[What the task asks]: List every line in this data where the string "JSON" occurs.

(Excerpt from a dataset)
########################################

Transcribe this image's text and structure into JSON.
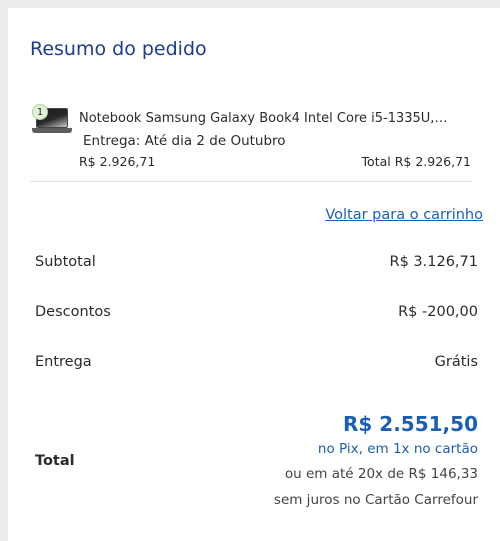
{
  "summary": {
    "title": "Resumo do pedido"
  },
  "product": {
    "quantity": "1",
    "name": "Notebook Samsung Galaxy Book4 Intel Core i5-1335U,…",
    "delivery": "Entrega: Até dia 2 de Outubro",
    "unit_price": "R$ 2.926,71",
    "total": "Total  R$ 2.926,71",
    "image_icon": "laptop-icon"
  },
  "actions": {
    "back_to_cart": "Voltar para o carrinho"
  },
  "rows": {
    "subtotal_label": "Subtotal",
    "subtotal_value": "R$ 3.126,71",
    "discount_label": "Descontos",
    "discount_value": "R$ -200,00",
    "delivery_label": "Entrega",
    "delivery_value": "Grátis"
  },
  "total": {
    "label": "Total",
    "amount": "R$ 2.551,50",
    "pix_note": "no Pix, em 1x no cartão",
    "installments_line1": "ou em até 20x de R$ 146,33",
    "installments_line2": "sem juros no Cartão Carrefour"
  },
  "colors": {
    "accent": "#1a5fb4",
    "title": "#1a3d8f",
    "background": "#ececec",
    "card": "#ffffff"
  }
}
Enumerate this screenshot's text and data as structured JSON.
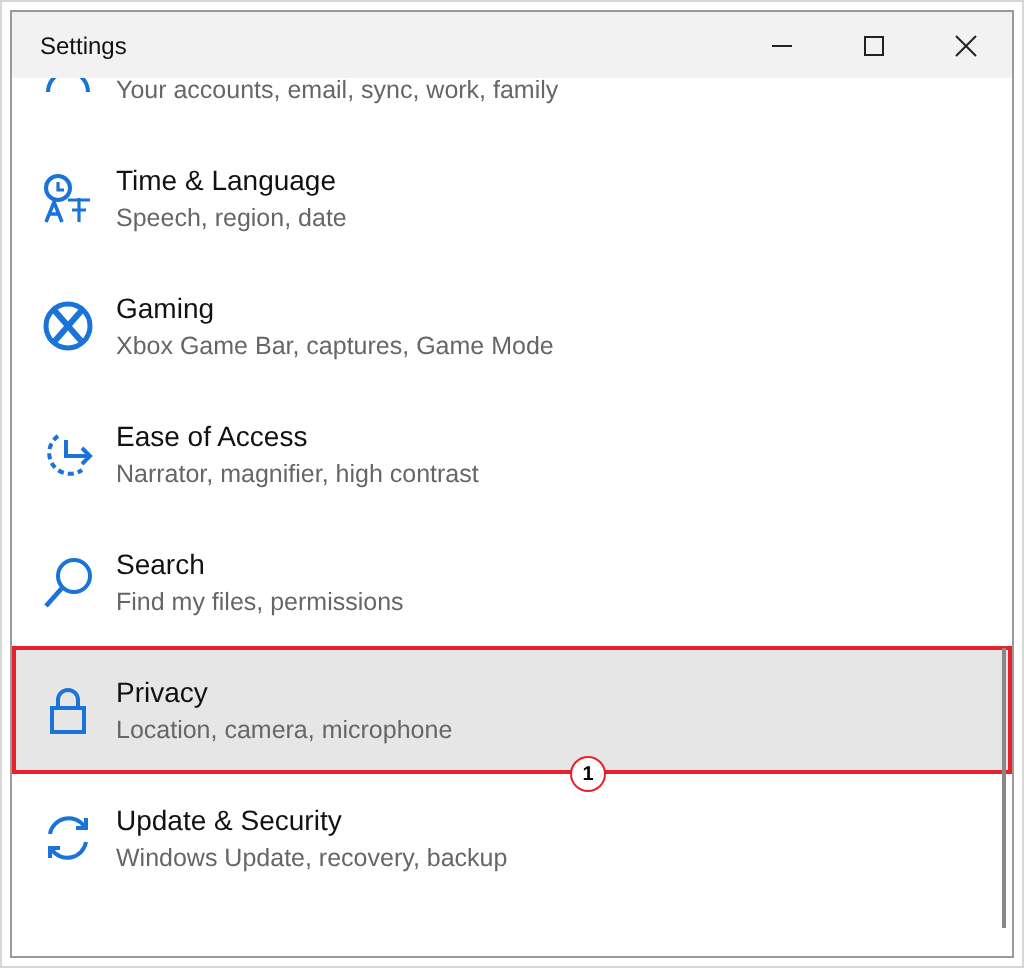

########################################

[Output]:
Transcribe this image's text and structure into JSON.
Enumerate this screenshot's text and data as structured JSON.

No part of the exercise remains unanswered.